:: What is being asked ::
For this exercise, retype all the data exactly and exclude every image.

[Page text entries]

##############################

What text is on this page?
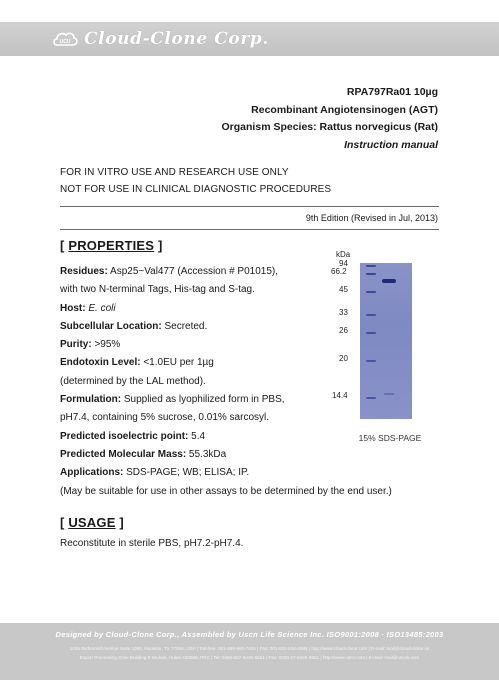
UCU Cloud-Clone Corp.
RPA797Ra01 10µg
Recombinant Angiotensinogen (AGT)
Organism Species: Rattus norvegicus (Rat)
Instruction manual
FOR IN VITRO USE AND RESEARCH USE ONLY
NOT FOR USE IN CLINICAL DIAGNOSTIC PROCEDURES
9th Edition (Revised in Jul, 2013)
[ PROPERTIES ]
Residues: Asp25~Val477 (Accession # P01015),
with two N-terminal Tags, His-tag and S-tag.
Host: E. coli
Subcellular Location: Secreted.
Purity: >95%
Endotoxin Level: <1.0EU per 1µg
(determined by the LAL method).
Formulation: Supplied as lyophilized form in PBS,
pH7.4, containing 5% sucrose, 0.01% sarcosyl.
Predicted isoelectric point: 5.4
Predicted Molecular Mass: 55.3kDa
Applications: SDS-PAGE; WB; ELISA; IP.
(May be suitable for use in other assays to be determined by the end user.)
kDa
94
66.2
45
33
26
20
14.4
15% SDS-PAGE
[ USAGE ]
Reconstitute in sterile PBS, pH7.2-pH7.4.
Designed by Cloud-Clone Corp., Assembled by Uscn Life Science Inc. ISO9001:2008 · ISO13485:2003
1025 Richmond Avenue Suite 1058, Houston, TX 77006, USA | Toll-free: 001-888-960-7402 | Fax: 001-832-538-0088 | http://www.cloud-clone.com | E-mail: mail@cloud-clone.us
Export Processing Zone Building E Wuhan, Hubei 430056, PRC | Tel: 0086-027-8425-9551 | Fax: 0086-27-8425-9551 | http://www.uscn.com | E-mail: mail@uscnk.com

##############################

:: Written reply ::
What text is on this page?
UCU Cloud-Clone Corp.
RPA797Ra01 10µg
Recombinant Angiotensinogen (AGT)
Organism Species: Rattus norvegicus (Rat)
Instruction manual
FOR IN VITRO USE AND RESEARCH USE ONLY
NOT FOR USE IN CLINICAL DIAGNOSTIC PROCEDURES
9th Edition (Revised in Jul, 2013)
[ PROPERTIES ]
Residues: Asp25~Val477 (Accession # P01015),
with two N-terminal Tags, His-tag and S-tag.
Host: E. coli
Subcellular Location: Secreted.
Purity: >95%
Endotoxin Level: <1.0EU per 1µg
(determined by the LAL method).
Formulation: Supplied as lyophilized form in PBS,
pH7.4, containing 5% sucrose, 0.01% sarcosyl.
Predicted isoelectric point: 5.4
Predicted Molecular Mass: 55.3kDa
Applications: SDS-PAGE; WB; ELISA; IP.
(May be suitable for use in other assays to be determined by the end user.)
kDa
94
66.2
45
33
26
20
14.4
15% SDS-PAGE
[ USAGE ]
Reconstitute in sterile PBS, pH7.2-pH7.4.
Designed by Cloud-Clone Corp., Assembled by Uscn Life Science Inc. ISO9001:2008 · ISO13485:2003
1025 Richmond Avenue Suite 1058, Houston, TX 77006, USA | Toll-free: 001-888-960-7402 | Fax: 001-832-538-0088 | http://www.cloud-clone.com | E-mail: mail@cloud-clone.us
Export Processing Zone Building E Wuhan, Hubei 430056, PRC | Tel: 0086-027-8425-9551 | Fax: 0086-27-8425-9551 | http://www.uscn.com | E-mail: mail@uscnk.com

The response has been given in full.